* **What the exercise asks**
Without including any images, repeat the data exactly.

Begin

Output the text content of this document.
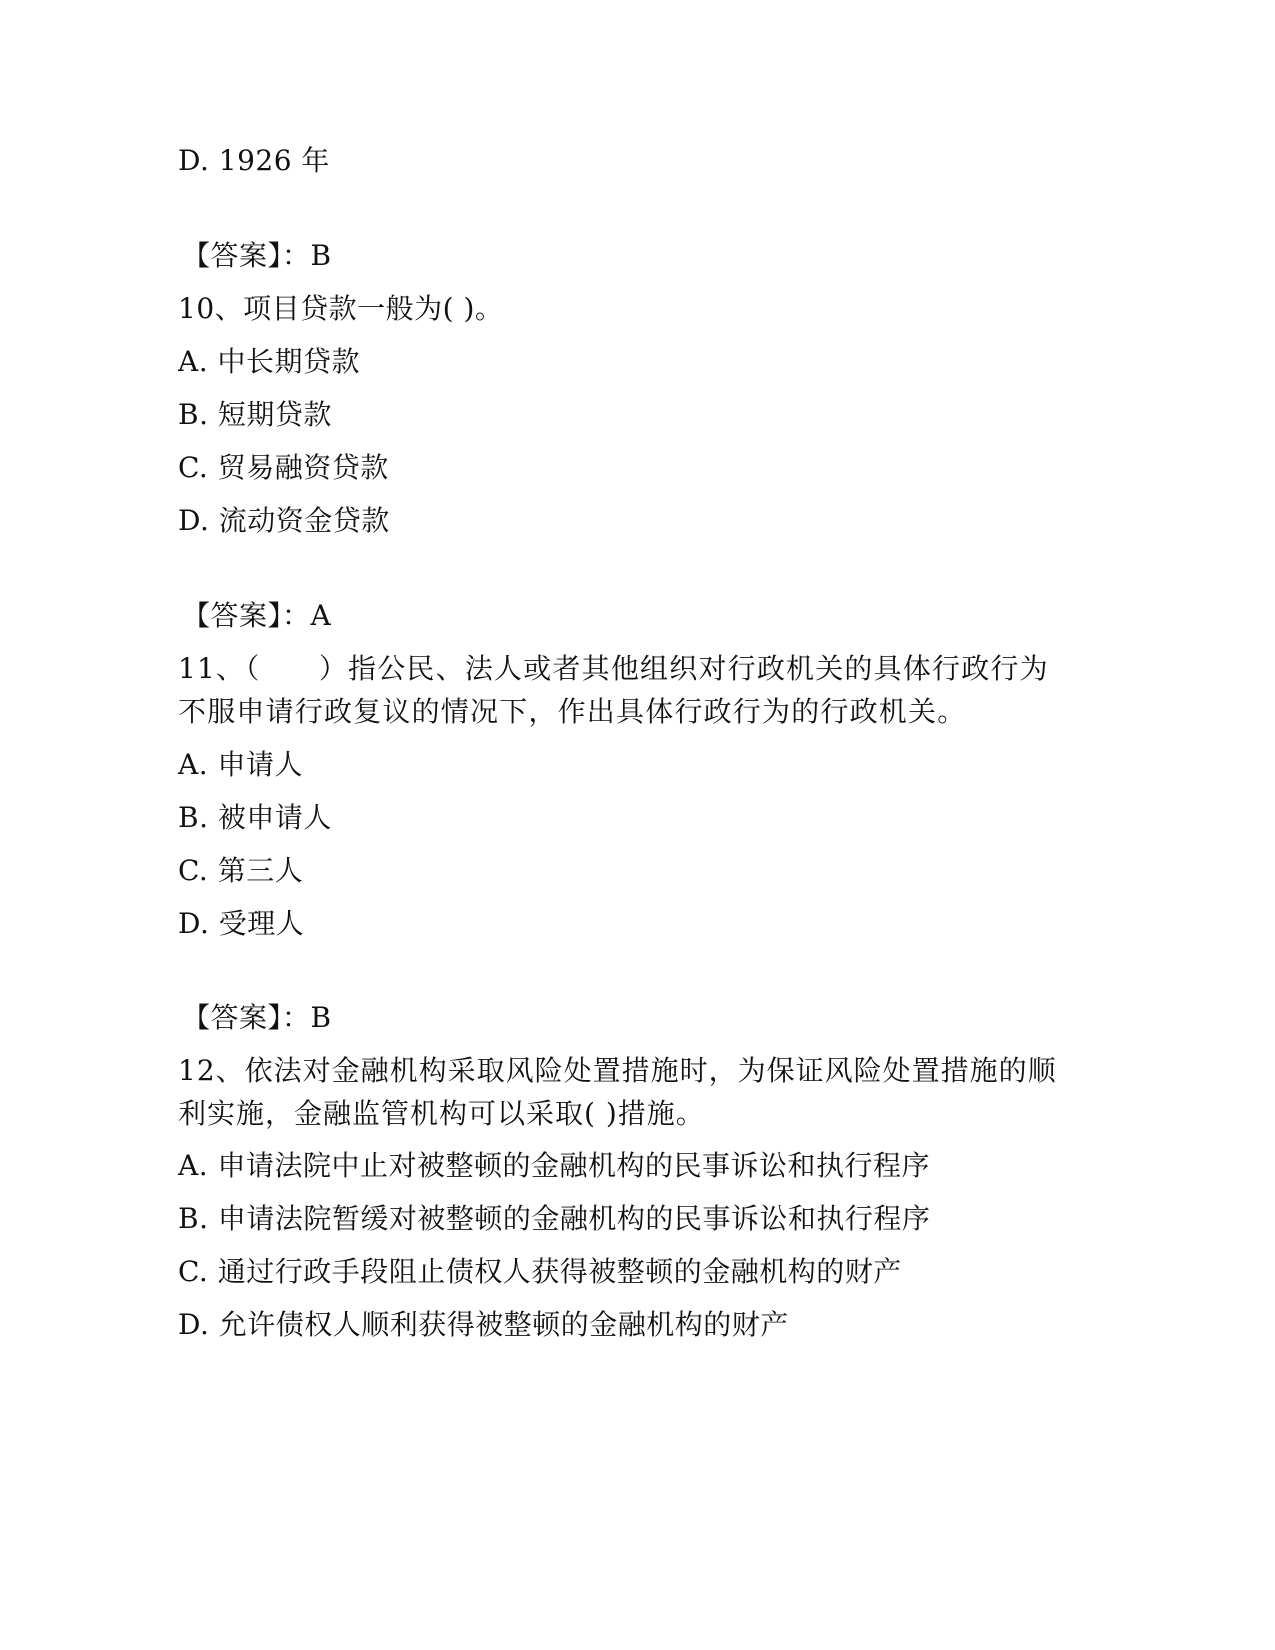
D. 1926 年
【答案】：B
10、项目贷款一般为( )。
A. 中长期贷款
B. 短期贷款
C. 贸易融资贷款
D. 流动资金贷款
【答案】：A
11、（　　）指公民、法人或者其他组织对行政机关的具体行政行为
不服申请行政复议的情况下，作出具体行政行为的行政机关。
A. 申请人
B. 被申请人
C. 第三人
D. 受理人
【答案】：B
12、依法对金融机构采取风险处置措施时，为保证风险处置措施的顺
利实施，金融监管机构可以采取( )措施。
A. 申请法院中止对被整顿的金融机构的民事诉讼和执行程序
B. 申请法院暂缓对被整顿的金融机构的民事诉讼和执行程序
C. 通过行政手段阻止债权人获得被整顿的金融机构的财产
D. 允许债权人顺利获得被整顿的金融机构的财产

End

* **Solution to this task**
Output the text content of this document.
D. 1926 年
【答案】：B
10、项目贷款一般为( )。
A. 中长期贷款
B. 短期贷款
C. 贸易融资贷款
D. 流动资金贷款
【答案】：A
11、（　　）指公民、法人或者其他组织对行政机关的具体行政行为
不服申请行政复议的情况下，作出具体行政行为的行政机关。
A. 申请人
B. 被申请人
C. 第三人
D. 受理人
【答案】：B
12、依法对金融机构采取风险处置措施时，为保证风险处置措施的顺
利实施，金融监管机构可以采取( )措施。
A. 申请法院中止对被整顿的金融机构的民事诉讼和执行程序
B. 申请法院暂缓对被整顿的金融机构的民事诉讼和执行程序
C. 通过行政手段阻止债权人获得被整顿的金融机构的财产
D. 允许债权人顺利获得被整顿的金融机构的财产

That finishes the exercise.